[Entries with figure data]
────────

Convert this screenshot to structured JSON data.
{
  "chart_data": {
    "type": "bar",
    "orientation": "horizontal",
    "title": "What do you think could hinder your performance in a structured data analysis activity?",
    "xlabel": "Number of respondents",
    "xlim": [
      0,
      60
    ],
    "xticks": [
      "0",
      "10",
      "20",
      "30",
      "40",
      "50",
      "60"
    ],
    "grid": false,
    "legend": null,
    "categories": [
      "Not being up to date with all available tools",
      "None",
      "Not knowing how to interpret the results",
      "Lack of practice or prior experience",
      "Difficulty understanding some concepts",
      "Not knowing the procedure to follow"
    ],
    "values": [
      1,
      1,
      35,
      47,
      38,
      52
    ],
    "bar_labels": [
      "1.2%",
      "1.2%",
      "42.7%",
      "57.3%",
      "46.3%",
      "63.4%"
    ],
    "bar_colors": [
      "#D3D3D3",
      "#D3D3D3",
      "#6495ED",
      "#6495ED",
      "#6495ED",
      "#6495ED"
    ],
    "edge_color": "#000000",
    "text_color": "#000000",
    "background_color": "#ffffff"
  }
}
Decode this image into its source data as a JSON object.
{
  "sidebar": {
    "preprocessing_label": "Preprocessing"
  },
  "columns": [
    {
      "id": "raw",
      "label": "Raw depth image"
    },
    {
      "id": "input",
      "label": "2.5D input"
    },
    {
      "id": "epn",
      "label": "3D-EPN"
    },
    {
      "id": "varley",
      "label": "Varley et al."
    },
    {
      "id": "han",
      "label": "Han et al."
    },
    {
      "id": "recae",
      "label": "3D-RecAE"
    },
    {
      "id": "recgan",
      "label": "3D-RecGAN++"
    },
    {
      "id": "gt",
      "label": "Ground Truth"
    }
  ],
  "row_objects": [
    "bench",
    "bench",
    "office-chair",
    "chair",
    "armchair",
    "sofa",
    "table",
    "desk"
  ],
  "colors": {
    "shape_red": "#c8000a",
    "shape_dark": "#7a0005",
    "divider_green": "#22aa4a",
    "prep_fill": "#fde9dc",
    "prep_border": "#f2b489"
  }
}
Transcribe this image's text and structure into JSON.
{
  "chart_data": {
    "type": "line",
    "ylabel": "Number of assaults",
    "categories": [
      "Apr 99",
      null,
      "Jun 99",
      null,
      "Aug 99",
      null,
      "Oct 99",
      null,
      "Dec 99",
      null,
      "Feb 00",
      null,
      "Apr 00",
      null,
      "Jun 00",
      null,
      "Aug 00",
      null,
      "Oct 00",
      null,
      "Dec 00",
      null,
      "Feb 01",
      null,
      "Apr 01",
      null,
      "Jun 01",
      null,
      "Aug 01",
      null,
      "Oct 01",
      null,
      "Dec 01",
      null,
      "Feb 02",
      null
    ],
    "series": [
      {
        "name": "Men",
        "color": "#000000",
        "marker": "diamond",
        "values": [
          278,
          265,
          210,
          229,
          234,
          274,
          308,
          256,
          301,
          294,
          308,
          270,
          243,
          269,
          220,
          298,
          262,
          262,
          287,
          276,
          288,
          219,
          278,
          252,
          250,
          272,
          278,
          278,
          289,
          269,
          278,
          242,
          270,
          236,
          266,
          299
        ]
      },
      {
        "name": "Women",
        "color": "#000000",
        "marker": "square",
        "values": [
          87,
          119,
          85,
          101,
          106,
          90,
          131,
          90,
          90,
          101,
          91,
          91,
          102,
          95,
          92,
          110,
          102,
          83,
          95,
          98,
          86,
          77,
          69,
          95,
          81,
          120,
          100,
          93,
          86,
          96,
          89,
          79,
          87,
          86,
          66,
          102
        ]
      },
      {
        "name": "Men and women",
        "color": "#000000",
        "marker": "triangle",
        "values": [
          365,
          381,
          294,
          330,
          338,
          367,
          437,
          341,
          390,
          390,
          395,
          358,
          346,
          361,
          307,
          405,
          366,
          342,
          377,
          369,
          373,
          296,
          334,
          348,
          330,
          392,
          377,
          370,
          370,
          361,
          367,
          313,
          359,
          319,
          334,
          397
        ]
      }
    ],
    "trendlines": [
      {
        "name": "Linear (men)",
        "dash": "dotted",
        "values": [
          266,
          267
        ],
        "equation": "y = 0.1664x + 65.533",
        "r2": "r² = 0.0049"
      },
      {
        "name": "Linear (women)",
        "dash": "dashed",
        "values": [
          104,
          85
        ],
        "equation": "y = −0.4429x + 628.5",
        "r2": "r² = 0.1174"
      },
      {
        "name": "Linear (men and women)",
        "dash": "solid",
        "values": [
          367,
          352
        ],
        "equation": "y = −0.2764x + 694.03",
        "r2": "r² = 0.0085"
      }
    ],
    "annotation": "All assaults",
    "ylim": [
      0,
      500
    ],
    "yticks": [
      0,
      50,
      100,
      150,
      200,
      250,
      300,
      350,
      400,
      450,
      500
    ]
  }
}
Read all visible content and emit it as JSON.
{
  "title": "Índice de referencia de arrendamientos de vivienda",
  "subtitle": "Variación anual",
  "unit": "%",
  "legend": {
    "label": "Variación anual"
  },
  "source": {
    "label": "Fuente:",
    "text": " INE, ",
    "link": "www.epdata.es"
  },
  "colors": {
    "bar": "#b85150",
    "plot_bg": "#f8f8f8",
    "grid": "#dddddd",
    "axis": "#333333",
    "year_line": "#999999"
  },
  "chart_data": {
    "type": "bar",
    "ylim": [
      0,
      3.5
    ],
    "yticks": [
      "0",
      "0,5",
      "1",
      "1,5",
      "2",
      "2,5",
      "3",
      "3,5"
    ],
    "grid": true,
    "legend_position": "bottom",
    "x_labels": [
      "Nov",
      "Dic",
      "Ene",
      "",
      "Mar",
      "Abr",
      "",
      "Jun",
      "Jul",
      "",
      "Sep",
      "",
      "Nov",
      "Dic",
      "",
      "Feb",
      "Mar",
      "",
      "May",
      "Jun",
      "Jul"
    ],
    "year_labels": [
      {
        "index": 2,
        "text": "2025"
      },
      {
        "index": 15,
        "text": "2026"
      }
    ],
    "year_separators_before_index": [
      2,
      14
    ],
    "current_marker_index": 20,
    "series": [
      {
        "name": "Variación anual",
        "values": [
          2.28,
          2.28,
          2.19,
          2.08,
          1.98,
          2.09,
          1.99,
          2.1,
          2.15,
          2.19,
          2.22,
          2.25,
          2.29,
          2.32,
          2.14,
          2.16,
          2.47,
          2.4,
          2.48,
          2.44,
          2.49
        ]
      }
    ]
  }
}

────────

Exercise: Check each line of the listing above for the string "source", then report only how many lines have it.

Response for this exercise: 2